- _Work order_: Report all lines of the records that contain "base".

- _Source records_:
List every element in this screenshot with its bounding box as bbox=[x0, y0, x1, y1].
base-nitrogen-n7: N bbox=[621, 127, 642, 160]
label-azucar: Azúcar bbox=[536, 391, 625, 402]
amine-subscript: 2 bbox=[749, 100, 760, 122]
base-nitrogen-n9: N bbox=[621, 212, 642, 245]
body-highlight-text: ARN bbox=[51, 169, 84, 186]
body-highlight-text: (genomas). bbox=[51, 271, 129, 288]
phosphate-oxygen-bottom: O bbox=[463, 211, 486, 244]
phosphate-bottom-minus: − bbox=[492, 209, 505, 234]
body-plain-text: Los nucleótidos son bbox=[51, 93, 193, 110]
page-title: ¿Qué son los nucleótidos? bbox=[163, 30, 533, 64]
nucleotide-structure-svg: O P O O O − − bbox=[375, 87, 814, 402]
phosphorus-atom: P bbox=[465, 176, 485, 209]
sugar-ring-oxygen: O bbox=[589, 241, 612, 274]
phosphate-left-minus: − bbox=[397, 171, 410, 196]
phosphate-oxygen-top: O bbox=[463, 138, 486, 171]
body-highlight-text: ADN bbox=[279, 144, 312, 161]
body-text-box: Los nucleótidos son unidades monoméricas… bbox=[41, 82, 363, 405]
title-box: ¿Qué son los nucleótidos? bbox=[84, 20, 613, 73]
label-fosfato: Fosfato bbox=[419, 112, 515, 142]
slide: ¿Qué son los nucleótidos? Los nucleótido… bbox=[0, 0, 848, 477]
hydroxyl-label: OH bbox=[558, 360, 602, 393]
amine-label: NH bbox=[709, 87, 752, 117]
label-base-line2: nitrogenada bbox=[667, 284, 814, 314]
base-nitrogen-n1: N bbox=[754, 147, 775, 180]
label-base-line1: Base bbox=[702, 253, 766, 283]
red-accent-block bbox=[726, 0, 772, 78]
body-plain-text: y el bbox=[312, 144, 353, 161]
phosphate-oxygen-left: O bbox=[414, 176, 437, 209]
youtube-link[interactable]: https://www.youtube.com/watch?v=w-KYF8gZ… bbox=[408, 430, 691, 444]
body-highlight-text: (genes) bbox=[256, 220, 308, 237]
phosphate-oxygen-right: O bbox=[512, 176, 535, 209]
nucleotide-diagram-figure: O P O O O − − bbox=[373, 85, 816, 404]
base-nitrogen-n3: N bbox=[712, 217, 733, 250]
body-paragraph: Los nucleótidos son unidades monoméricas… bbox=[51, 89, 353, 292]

- _Your solution_:
base-nitrogen-n7: N bbox=[621, 127, 642, 160]
base-nitrogen-n9: N bbox=[621, 212, 642, 245]
label-base-line2: nitrogenada bbox=[667, 284, 814, 314]
base-nitrogen-n1: N bbox=[754, 147, 775, 180]
label-base-line1: Base bbox=[702, 253, 766, 283]
base-nitrogen-n3: N bbox=[712, 217, 733, 250]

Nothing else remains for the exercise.